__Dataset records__
◆ ◆ ◆ ◆ ◆ ◆ ◆

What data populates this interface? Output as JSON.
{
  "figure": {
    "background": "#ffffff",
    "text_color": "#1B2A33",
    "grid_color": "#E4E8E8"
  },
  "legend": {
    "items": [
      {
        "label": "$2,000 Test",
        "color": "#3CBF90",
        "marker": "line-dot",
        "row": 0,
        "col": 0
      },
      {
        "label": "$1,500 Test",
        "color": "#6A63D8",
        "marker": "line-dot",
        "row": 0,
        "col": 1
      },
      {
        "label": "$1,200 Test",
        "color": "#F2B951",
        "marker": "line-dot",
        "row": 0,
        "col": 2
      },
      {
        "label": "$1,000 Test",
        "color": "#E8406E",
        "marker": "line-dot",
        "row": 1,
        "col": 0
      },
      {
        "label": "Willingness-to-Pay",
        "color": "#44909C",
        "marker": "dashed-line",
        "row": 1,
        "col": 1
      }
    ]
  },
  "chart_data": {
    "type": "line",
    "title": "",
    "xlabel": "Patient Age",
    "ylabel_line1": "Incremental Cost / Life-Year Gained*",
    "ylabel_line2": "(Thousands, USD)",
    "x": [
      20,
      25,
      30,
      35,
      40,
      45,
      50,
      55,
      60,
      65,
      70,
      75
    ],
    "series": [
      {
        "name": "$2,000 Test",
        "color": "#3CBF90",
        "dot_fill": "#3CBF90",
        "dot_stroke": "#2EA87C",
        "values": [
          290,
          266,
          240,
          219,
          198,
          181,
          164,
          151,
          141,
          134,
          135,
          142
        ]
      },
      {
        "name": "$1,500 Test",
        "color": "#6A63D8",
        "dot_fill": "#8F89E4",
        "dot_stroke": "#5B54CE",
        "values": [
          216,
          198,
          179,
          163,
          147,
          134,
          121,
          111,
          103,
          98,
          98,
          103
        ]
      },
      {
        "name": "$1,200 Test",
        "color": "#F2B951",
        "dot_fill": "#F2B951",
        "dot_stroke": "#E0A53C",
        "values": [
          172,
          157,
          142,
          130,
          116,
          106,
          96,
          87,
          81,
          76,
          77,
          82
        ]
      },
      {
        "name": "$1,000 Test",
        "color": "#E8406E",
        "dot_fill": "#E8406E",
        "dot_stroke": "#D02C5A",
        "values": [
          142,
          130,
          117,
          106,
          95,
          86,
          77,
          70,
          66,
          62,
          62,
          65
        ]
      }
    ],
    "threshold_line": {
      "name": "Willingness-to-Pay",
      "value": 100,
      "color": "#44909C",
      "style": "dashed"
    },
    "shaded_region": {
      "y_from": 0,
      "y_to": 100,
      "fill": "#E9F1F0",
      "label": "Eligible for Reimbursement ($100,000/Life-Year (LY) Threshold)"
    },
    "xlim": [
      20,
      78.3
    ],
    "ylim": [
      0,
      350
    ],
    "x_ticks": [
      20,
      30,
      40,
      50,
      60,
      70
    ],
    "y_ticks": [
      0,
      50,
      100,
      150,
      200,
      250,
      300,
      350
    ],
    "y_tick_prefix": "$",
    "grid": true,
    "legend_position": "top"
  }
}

◆ ◆ ◆ ◆ ◆ ◆ ◆

__Objective__
Copy out the material above in its entirety. Every detail must match.

__Written reply__
What data populates this interface? Output as JSON.
{
  "figure": {
    "background": "#ffffff",
    "text_color": "#1B2A33",
    "grid_color": "#E4E8E8"
  },
  "legend": {
    "items": [
      {
        "label": "$2,000 Test",
        "color": "#3CBF90",
        "marker": "line-dot",
        "row": 0,
        "col": 0
      },
      {
        "label": "$1,500 Test",
        "color": "#6A63D8",
        "marker": "line-dot",
        "row": 0,
        "col": 1
      },
      {
        "label": "$1,200 Test",
        "color": "#F2B951",
        "marker": "line-dot",
        "row": 0,
        "col": 2
      },
      {
        "label": "$1,000 Test",
        "color": "#E8406E",
        "marker": "line-dot",
        "row": 1,
        "col": 0
      },
      {
        "label": "Willingness-to-Pay",
        "color": "#44909C",
        "marker": "dashed-line",
        "row": 1,
        "col": 1
      }
    ]
  },
  "chart_data": {
    "type": "line",
    "title": "",
    "xlabel": "Patient Age",
    "ylabel_line1": "Incremental Cost / Life-Year Gained*",
    "ylabel_line2": "(Thousands, USD)",
    "x": [
      20,
      25,
      30,
      35,
      40,
      45,
      50,
      55,
      60,
      65,
      70,
      75
    ],
    "series": [
      {
        "name": "$2,000 Test",
        "color": "#3CBF90",
        "dot_fill": "#3CBF90",
        "dot_stroke": "#2EA87C",
        "values": [
          290,
          266,
          240,
          219,
          198,
          181,
          164,
          151,
          141,
          134,
          135,
          142
        ]
      },
      {
        "name": "$1,500 Test",
        "color": "#6A63D8",
        "dot_fill": "#8F89E4",
        "dot_stroke": "#5B54CE",
        "values": [
          216,
          198,
          179,
          163,
          147,
          134,
          121,
          111,
          103,
          98,
          98,
          103
        ]
      },
      {
        "name": "$1,200 Test",
        "color": "#F2B951",
        "dot_fill": "#F2B951",
        "dot_stroke": "#E0A53C",
        "values": [
          172,
          157,
          142,
          130,
          116,
          106,
          96,
          87,
          81,
          76,
          77,
          82
        ]
      },
      {
        "name": "$1,000 Test",
        "color": "#E8406E",
        "dot_fill": "#E8406E",
        "dot_stroke": "#D02C5A",
        "values": [
          142,
          130,
          117,
          106,
          95,
          86,
          77,
          70,
          66,
          62,
          62,
          65
        ]
      }
    ],
    "threshold_line": {
      "name": "Willingness-to-Pay",
      "value": 100,
      "color": "#44909C",
      "style": "dashed"
    },
    "shaded_region": {
      "y_from": 0,
      "y_to": 100,
      "fill": "#E9F1F0",
      "label": "Eligible for Reimbursement ($100,000/Life-Year (LY) Threshold)"
    },
    "xlim": [
      20,
      78.3
    ],
    "ylim": [
      0,
      350
    ],
    "x_ticks": [
      20,
      30,
      40,
      50,
      60,
      70
    ],
    "y_ticks": [
      0,
      50,
      100,
      150,
      200,
      250,
      300,
      350
    ],
    "y_tick_prefix": "$",
    "grid": true,
    "legend_position": "top"
  }
}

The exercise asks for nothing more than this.